__Dataset rows__.
╭──
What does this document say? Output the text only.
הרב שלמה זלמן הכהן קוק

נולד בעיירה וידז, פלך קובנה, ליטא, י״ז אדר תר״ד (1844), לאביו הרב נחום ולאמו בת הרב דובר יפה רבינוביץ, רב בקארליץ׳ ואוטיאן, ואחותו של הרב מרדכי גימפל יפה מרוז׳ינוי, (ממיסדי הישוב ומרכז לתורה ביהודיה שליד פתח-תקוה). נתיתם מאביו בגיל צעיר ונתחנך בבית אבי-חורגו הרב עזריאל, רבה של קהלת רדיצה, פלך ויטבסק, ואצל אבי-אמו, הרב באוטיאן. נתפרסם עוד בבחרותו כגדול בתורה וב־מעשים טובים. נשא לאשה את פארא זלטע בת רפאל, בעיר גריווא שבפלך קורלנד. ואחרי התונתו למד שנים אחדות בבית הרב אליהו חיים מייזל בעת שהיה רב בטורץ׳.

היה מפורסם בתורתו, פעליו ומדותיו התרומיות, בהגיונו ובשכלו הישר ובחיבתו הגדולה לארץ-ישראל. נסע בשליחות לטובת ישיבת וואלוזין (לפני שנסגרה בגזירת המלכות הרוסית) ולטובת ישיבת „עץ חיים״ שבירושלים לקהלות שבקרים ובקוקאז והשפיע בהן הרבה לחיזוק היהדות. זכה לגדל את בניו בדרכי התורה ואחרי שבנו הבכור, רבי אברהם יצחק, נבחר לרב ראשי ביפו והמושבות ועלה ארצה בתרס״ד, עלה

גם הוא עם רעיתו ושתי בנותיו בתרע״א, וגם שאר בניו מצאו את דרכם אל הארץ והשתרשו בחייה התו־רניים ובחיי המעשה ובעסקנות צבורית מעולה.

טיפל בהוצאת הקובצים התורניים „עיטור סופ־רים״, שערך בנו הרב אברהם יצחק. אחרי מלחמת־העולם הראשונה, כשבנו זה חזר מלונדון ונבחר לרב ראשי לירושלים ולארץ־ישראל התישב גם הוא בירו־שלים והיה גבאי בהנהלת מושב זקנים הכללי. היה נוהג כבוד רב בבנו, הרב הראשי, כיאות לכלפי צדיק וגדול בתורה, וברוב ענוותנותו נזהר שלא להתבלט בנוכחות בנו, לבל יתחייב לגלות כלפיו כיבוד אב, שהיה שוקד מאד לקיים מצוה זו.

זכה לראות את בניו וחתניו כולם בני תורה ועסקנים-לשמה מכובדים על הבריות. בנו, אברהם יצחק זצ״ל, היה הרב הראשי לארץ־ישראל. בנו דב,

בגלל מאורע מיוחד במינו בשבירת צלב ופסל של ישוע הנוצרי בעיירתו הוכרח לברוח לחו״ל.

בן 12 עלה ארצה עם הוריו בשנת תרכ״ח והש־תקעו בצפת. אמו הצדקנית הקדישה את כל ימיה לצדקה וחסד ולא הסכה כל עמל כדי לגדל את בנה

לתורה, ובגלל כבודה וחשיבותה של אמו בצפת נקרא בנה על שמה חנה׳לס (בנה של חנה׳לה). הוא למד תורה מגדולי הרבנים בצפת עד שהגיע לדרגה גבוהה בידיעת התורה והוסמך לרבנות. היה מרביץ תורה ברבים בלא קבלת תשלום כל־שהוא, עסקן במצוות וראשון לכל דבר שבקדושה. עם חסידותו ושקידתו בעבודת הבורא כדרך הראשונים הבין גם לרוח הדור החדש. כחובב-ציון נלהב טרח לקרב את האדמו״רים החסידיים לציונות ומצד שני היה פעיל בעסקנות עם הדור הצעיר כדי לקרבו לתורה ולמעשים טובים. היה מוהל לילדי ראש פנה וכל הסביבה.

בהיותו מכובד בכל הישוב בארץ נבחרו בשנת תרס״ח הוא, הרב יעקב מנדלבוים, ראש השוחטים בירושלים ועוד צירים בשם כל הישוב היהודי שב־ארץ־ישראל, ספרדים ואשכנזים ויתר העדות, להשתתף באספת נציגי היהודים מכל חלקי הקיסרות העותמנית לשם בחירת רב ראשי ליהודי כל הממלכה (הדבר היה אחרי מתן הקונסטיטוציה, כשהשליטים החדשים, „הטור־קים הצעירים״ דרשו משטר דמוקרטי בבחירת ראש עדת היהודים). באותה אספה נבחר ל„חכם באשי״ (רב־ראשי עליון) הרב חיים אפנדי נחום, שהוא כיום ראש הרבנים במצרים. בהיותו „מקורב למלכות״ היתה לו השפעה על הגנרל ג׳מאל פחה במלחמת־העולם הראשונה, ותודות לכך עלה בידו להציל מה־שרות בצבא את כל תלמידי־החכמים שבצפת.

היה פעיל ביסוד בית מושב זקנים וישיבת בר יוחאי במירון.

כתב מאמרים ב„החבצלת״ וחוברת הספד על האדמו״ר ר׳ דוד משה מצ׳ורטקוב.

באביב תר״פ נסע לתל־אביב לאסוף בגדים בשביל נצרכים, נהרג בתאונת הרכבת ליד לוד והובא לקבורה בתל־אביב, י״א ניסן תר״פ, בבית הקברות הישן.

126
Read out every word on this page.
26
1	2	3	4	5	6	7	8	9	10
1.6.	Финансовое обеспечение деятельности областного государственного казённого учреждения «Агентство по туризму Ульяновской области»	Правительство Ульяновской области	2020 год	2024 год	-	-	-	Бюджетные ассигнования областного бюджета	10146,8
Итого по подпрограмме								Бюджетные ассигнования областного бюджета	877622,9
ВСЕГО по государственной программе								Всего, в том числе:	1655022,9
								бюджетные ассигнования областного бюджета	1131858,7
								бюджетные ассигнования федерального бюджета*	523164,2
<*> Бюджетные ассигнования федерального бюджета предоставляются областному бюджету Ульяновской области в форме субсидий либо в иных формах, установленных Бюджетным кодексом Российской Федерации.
╰──
__Exercise__. Select the lines in this material that hold the word "областного", leaving none out.

__Task result__.
1.6.	Финансовое обеспечение деятельности областного государственного казённого учреждения «Агентство по туризму Ульяновской области»	Правительство Ульяновской области	2020 год	2024 год	-	-	-	Бюджетные ассигнования областного бюджета	10146,8
Итого по подпрограмме								Бюджетные ассигнования областного бюджета	877622,9
								бюджетные ассигнования областного бюджета	1131858,7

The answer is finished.